Description of the task ▸
In the data below, find each line containing the string "Correlation" and return it.

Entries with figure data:
******************************

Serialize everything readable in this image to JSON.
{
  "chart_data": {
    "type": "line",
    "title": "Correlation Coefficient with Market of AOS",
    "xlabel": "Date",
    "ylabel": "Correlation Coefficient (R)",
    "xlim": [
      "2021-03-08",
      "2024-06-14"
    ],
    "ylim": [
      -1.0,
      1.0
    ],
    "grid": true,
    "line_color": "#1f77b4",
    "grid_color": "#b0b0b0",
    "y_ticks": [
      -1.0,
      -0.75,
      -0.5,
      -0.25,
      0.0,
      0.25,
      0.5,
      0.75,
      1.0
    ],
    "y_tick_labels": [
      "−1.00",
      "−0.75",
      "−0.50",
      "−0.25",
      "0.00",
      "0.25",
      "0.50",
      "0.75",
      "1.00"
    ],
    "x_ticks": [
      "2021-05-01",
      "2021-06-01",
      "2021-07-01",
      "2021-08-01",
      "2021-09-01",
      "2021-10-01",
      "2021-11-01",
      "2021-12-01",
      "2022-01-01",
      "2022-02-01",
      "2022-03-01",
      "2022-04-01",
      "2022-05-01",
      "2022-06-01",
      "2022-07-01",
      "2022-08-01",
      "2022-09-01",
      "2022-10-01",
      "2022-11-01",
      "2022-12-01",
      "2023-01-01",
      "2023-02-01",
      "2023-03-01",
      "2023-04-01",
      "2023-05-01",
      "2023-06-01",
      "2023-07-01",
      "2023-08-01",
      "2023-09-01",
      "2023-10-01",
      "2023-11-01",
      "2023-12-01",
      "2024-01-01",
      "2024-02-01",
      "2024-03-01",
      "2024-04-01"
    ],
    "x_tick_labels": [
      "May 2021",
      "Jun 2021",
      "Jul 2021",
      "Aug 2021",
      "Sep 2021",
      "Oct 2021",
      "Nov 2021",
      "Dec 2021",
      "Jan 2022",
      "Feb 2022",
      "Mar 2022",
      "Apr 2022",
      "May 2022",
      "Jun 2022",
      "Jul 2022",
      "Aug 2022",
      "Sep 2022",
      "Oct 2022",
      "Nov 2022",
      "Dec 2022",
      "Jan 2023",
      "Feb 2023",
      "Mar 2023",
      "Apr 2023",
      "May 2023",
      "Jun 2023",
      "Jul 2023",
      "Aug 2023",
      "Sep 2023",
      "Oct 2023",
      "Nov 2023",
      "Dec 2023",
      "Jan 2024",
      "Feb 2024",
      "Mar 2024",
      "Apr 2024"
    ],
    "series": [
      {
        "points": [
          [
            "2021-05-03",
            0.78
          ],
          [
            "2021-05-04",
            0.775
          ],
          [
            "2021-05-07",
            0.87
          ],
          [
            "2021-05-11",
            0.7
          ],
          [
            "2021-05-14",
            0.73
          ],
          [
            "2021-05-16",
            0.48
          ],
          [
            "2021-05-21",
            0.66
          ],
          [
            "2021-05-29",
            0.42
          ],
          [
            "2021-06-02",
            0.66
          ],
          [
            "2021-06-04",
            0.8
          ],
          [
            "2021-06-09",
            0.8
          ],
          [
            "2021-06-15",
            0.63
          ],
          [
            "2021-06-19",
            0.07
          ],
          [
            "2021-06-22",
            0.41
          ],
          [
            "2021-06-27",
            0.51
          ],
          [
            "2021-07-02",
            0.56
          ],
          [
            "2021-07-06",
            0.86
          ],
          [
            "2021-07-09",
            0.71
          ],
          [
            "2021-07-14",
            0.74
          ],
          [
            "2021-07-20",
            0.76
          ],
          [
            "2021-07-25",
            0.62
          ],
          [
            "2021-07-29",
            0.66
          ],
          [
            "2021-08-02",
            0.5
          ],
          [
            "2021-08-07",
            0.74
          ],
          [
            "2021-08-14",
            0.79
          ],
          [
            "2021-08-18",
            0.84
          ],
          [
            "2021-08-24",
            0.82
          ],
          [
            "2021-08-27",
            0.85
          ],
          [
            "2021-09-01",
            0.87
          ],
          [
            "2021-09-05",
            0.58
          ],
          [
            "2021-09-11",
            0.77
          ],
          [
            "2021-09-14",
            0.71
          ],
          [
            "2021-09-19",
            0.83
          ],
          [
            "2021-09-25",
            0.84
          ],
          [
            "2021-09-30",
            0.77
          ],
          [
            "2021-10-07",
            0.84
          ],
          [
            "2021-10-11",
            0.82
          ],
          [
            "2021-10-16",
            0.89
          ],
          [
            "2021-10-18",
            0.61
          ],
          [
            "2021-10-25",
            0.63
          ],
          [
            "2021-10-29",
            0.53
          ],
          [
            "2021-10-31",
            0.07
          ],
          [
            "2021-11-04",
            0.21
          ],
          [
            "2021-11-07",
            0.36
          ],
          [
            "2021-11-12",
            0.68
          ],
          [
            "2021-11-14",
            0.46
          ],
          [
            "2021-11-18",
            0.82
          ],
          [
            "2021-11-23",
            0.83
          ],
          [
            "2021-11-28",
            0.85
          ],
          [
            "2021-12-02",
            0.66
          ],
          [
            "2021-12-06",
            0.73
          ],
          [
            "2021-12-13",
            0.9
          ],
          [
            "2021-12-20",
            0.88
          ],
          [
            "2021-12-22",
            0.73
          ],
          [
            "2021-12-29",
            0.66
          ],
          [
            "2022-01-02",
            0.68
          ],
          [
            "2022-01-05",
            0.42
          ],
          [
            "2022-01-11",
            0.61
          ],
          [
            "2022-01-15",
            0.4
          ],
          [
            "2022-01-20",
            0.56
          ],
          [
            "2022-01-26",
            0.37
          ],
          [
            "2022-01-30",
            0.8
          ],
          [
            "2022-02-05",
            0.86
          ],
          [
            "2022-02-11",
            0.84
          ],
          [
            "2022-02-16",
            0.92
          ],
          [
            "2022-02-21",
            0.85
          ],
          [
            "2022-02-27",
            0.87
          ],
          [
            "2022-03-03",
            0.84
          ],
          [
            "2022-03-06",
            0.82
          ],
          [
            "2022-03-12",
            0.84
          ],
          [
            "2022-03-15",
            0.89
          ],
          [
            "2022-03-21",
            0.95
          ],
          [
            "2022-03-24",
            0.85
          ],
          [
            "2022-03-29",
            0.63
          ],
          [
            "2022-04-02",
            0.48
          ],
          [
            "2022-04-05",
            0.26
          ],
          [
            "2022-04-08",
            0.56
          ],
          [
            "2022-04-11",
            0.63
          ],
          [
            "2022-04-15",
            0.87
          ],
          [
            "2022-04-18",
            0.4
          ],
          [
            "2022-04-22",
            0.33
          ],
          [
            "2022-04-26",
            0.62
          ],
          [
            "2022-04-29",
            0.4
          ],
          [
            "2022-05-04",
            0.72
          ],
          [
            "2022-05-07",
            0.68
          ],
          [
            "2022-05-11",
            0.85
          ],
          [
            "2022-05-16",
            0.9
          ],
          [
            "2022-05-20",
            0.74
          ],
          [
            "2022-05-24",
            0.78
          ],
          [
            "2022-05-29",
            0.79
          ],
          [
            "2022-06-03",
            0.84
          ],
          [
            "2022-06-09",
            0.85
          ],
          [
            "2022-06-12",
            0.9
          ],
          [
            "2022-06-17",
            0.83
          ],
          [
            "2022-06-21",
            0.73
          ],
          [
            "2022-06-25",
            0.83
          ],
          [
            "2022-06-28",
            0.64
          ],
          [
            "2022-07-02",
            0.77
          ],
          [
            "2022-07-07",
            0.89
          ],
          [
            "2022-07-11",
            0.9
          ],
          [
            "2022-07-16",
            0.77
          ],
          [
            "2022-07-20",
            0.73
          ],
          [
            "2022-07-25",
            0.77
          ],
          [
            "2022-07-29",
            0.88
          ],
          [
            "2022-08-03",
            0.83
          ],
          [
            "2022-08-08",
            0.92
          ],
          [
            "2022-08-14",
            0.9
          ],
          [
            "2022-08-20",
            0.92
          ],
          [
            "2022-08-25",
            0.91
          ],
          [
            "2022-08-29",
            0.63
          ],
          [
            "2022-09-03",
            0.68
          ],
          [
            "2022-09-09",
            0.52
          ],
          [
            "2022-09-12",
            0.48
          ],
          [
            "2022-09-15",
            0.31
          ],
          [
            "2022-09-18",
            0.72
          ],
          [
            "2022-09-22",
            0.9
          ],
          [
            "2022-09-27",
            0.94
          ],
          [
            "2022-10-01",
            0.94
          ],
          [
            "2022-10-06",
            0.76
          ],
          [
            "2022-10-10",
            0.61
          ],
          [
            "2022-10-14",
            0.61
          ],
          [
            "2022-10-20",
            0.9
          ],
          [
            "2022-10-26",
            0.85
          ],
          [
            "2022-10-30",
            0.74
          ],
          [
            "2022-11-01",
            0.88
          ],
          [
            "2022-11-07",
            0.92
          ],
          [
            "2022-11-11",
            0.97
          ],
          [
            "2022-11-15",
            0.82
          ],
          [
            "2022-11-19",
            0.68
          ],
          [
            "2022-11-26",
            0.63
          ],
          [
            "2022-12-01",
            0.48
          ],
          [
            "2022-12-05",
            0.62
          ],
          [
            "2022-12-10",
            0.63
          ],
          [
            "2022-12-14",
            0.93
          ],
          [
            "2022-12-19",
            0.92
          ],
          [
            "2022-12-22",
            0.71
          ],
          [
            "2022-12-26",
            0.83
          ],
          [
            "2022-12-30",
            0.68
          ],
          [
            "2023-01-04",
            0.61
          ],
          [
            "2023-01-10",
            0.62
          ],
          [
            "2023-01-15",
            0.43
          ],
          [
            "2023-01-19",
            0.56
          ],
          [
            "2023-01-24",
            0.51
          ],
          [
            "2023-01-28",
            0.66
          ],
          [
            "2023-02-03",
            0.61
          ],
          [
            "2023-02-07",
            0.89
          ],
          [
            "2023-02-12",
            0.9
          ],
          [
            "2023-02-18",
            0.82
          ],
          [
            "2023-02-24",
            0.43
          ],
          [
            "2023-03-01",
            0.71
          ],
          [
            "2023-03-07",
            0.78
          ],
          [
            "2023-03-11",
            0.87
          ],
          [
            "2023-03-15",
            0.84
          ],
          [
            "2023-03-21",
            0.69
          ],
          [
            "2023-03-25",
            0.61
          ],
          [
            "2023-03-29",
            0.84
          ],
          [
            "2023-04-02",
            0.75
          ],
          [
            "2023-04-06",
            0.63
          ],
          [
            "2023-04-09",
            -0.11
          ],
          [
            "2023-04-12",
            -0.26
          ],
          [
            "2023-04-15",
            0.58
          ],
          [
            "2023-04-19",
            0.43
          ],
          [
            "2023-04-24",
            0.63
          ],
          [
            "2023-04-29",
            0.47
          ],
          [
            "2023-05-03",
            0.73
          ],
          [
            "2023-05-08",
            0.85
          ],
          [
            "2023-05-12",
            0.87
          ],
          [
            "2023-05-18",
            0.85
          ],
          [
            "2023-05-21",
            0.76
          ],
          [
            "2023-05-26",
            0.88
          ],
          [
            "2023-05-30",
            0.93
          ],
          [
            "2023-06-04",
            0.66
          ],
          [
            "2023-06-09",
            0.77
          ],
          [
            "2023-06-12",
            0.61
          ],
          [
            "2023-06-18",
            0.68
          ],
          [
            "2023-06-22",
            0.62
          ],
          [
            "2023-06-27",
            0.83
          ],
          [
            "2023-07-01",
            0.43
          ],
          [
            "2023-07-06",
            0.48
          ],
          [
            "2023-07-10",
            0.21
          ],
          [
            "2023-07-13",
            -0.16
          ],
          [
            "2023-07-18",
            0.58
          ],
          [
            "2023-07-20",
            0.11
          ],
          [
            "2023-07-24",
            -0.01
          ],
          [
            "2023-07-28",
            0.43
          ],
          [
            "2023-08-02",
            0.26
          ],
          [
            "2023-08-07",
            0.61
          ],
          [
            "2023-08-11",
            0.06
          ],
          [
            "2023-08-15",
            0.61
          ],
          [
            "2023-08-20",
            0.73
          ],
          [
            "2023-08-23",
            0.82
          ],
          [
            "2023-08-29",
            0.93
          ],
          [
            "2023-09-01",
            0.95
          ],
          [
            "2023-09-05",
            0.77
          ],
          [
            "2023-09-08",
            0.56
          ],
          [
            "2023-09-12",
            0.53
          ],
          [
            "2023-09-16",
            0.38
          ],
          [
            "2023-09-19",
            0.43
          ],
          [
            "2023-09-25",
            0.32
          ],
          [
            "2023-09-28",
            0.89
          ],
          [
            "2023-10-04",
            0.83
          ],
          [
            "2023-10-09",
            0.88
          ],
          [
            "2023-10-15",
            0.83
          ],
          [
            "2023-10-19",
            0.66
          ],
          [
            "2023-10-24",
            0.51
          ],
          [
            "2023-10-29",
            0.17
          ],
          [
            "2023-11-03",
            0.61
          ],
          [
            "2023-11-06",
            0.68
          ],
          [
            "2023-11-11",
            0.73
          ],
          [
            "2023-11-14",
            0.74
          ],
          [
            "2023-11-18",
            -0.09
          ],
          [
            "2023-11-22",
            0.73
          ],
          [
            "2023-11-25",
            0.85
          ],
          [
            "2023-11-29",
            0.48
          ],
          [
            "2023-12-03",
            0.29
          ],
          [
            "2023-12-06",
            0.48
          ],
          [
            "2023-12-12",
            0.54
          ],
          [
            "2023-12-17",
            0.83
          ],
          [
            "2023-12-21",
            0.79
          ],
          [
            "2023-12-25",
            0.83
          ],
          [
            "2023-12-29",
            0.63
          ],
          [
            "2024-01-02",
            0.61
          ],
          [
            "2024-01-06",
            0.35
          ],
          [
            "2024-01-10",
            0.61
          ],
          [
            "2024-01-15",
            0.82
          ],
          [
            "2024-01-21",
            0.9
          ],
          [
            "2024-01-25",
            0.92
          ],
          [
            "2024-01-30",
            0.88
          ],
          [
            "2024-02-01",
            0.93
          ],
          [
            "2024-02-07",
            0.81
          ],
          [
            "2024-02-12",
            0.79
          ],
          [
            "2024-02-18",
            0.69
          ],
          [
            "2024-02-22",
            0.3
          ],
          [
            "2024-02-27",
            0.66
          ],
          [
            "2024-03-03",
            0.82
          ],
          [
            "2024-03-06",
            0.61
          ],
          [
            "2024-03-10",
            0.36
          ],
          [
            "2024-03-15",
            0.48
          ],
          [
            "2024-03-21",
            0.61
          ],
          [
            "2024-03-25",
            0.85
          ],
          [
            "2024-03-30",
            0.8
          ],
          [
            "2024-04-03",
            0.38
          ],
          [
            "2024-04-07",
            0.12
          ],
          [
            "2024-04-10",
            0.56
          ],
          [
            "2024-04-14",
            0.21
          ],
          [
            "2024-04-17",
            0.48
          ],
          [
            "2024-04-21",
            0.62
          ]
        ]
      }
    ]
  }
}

******************************

Solution below ▸
    "title": "Correlation Coefficient with Market of AOS",
    "ylabel": "Correlation Coefficient (R)",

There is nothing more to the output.